## Task instructions:
Return every line of the material exactly.

* START Given information *

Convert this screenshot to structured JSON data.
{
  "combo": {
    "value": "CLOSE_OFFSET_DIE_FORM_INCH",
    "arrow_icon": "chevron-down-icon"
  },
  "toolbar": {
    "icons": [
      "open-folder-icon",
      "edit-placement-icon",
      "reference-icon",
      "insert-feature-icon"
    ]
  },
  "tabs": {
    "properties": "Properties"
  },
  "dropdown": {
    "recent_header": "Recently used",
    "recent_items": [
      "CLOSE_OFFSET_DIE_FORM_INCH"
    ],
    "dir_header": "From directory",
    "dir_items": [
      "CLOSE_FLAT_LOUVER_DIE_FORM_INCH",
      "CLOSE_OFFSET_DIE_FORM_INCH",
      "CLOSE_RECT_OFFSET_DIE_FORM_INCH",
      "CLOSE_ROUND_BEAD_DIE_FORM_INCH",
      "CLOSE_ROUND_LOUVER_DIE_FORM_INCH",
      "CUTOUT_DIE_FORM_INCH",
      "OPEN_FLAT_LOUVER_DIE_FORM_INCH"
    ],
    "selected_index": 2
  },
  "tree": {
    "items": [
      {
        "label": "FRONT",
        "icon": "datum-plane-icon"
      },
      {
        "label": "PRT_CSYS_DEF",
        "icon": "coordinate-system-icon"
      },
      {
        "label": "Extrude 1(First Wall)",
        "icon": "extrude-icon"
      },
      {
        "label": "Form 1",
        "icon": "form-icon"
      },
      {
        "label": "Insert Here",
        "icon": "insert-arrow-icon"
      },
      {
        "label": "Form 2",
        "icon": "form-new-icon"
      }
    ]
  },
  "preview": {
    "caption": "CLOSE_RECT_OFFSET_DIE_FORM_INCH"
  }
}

* END Given information *

## Problem solution:
Convert this screenshot to structured JSON data.
{
  "combo": {
    "value": "CLOSE_OFFSET_DIE_FORM_INCH",
    "arrow_icon": "chevron-down-icon"
  },
  "toolbar": {
    "icons": [
      "open-folder-icon",
      "edit-placement-icon",
      "reference-icon",
      "insert-feature-icon"
    ]
  },
  "tabs": {
    "properties": "Properties"
  },
  "dropdown": {
    "recent_header": "Recently used",
    "recent_items": [
      "CLOSE_OFFSET_DIE_FORM_INCH"
    ],
    "dir_header": "From directory",
    "dir_items": [
      "CLOSE_FLAT_LOUVER_DIE_FORM_INCH",
      "CLOSE_OFFSET_DIE_FORM_INCH",
      "CLOSE_RECT_OFFSET_DIE_FORM_INCH",
      "CLOSE_ROUND_BEAD_DIE_FORM_INCH",
      "CLOSE_ROUND_LOUVER_DIE_FORM_INCH",
      "CUTOUT_DIE_FORM_INCH",
      "OPEN_FLAT_LOUVER_DIE_FORM_INCH"
    ],
    "selected_index": 2
  },
  "tree": {
    "items": [
      {
        "label": "FRONT",
        "icon": "datum-plane-icon"
      },
      {
        "label": "PRT_CSYS_DEF",
        "icon": "coordinate-system-icon"
      },
      {
        "label": "Extrude 1(First Wall)",
        "icon": "extrude-icon"
      },
      {
        "label": "Form 1",
        "icon": "form-icon"
      },
      {
        "label": "Insert Here",
        "icon": "insert-arrow-icon"
      },
      {
        "label": "Form 2",
        "icon": "form-new-icon"
      }
    ]
  },
  "preview": {
    "caption": "CLOSE_RECT_OFFSET_DIE_FORM_INCH"
  }
}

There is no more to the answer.